*AUFGABE 1*. Prüfe, ob die drei Aussagen zum Text über die Nacht der Lichter im Eichstätter Dom zutreffen: (a) Rund 800 Gläubige kamen in dieser Nacht in den Dom. (b) Celiné nimmt zum ersten Mal an der Nacht der Lichter teil. (c) Mit der Vorbereitung wurde zwei Monate vorher begonnen. Beantworte jede mit Ja oder Nein und zitiere die entscheidenden Worte des Textes wörtlich.
*AUFGABE 2*. Führe den Text über die Nacht der Lichter im Eichstätter Dom im Anschluss an seinen letzten Satz weiter.

Dritte Nacht der Lichter im Eichstätter Dom / 2.500 Teelichter und 1.200 Teebeutel

Sie dreht die dünne Wachskerze langsam zwischen Daumen und Zeigefinger hin und her. Ihre in Wollhandschuhe eingepackte linke Hand hält sie behutsam vor die kleine Flamme. Die Kerze dreht sich schneller, ihre Beine fangen langsam an zu wippen. Die Musik nimmt sie mit. Steckt sie an.

Lässt sie innehalten, mitten im Strom des hektischen Lebens.

Celiné besucht bereits zum zweiten Mal die Nacht der Lichter im Dom. Mit einer kleinen Gruppe aus Pleinfeld ist sie an diesem Freitagabend nach Eichstätt gefahren. „Die Atmosphäre ist toll und wir können einfach mal abschalten“, sagt sie. Mit Fleecedecken, Handschuhen und Winterstiefeln hat sie sich mit ihren Freundinnen einen Platz in der rechten Seitenkapelle ausgesucht. In den Kirchenbänken wäre auch nichts mehr frei gewesen: rund 800 Gläubige schauen in dieser Nacht im Dom vorbei.

Frieden und Feuerwehr

„Maria begegnen“, heißt einer der Begegnungsräume die an diesem Abend eingerichtet wurden. In der Sakramentskapelle besteht die Möglichkeit zur eucharistischen Anbetung. „Die Räume sollen den Besuchern die Möglichkeit geben, sich zu sammeln, zu beten und zu schweigen“, sagt Martha Gottschalk, Leiterin der Jugendstelle Schneemühle. Gemeinsam mit einem sechsköpfigen Team hat sie bereits vor zwei Monaten begonnen die Nacht der Lichter vorzubereiten. Zu den Veranstaltern gehören die Eichstätter Maria Ward-Realschule, die Notfallseelsorge, das Bischöfliche Jugendamt, das Jugendvesperteam Plankstetten sowie das Rote Kreuz aus Eichstätt. In kleinen Teams haben sie gemeinsam mit Jugendlichen einzelne Elemente für den Abend organisiert und ausgesucht. Das Thema „Frieden“ war dabei schnell gefunden.

Der Weg zum Dom, begleitet von kleinen Laternen, glühenden Fackeln vor dem Willibaldschor und Hinweisschildern führt in ein weich leuchtendes Lichtermeer von 2.500 Teelichtern. In Taizé-typischen Farben, ein warmes Orange und Creme, hängen lange Stoffbänder im Altarraum. Einzelne Strahler scheinen auf den Boden, die Teelichter in großen und kleinen Lichttüten schenken eine wärmende, wohltuende Atmosphäre. „Die Kerzen bringen Ruhe, da wir uns automatisch vorsichtiger und langsamer bewegen“, berichtet Gottschalk.

„Bei so vielen Kerzen und Lichttüten müssen wir aufpassen, dass kein Papier Feuer fängt“, sagt Kurt Nieberle und läuft vorsichtig  durch das Kirchenschiff, bläst einige Kerzen aus und stellt neue hinein. Gemeinsam mit Simone Schneider ist er an diesem Abend für die Feuerwehr im Einsatz.

*EXTRAHIERTE ZEILEN*.
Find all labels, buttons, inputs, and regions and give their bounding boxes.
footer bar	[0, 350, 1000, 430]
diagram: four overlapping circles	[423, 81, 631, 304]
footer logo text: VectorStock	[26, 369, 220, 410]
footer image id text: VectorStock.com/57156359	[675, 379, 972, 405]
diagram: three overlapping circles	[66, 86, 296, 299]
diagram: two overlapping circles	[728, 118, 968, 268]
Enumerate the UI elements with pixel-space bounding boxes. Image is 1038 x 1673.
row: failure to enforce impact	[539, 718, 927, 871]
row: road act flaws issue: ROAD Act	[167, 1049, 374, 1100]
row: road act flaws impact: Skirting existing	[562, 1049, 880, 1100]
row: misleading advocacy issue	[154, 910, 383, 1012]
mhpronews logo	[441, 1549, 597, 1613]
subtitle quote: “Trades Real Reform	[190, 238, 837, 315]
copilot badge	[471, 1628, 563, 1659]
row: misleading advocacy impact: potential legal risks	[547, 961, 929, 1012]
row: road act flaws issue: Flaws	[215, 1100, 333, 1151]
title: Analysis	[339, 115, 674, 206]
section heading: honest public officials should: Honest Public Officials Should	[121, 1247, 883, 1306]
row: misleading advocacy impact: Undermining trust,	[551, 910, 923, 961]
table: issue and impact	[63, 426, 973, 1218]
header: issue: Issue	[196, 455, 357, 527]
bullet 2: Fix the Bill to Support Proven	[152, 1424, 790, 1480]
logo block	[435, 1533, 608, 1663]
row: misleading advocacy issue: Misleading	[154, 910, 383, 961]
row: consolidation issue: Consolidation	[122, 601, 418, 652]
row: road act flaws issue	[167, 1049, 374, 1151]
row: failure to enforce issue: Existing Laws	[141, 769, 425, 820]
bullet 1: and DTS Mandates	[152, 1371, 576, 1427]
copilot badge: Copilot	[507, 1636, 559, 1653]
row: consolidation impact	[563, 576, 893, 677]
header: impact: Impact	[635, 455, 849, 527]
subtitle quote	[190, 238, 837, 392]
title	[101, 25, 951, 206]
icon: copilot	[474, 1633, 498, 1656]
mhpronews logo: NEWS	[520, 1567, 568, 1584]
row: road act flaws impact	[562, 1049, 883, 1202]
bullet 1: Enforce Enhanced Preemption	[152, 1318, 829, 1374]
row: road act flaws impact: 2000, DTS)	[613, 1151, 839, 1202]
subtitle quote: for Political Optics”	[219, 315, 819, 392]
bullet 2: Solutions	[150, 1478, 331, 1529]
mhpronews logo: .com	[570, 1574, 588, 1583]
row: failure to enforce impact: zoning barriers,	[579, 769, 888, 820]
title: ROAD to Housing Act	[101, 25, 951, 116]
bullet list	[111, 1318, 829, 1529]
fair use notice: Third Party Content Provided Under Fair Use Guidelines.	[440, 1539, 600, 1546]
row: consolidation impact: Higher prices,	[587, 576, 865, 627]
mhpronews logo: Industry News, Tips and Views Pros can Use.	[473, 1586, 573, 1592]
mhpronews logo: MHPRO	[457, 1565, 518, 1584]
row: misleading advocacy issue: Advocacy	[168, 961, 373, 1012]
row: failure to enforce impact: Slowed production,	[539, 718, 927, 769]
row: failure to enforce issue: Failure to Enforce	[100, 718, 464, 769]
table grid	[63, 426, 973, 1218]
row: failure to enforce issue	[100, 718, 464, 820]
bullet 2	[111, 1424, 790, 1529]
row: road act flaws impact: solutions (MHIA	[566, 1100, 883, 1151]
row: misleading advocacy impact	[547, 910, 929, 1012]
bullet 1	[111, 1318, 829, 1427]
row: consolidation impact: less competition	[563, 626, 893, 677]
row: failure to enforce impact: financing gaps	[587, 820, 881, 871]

*ANTWORT 1*.
(a) Ja: „rund 800 Gläubige schauen in dieser Nacht im Dom vorbei“
(b) Nein: „Celiné besucht bereits zum zweiten Mal die Nacht der Lichter im Dom“
(c) Ja: „hat sie bereits vor zwei Monaten begonnen die Nacht der Lichter vorzubereiten“

*ANTWORT 2*.
Auf der Musikerbühne sammeln sich Notenständer, einzelne Instrumentenkoffer von Saxophon, Klarinette und Querflöte lagern in der vorderen Ecke. Sie gehören den einzelnen Gesangsgruppen die den Dom mit den Gesängen aus Taizé füllen. Mit dabei sind die Gruppe Kirchenwecker aus Postbauer-Heng, der Chor der Maria Ward-Realschule, die Jugendkantorei und die Katholische Hochschulgemeinde. Es stehen Lieder in verschiedenen Sprachen auf dem Programm, vielstimmig, aber raffiniert einfach und so kurz, dass jeder sehr bald auf Französisch oder Spanisch auswendig mitsingen kann.

„Dona nobis pacem – Gib uns, Frieden.“ – Drei lateinische Worte, ein Programm. Ein Pacem, das sich zärtlich über einen Takt dehnt. Die erste Liturgiestunde „Friede in mir“, ist ein Mosaik aus Gesängen, eingebettet in knappe Bibel- und Psalmphasen.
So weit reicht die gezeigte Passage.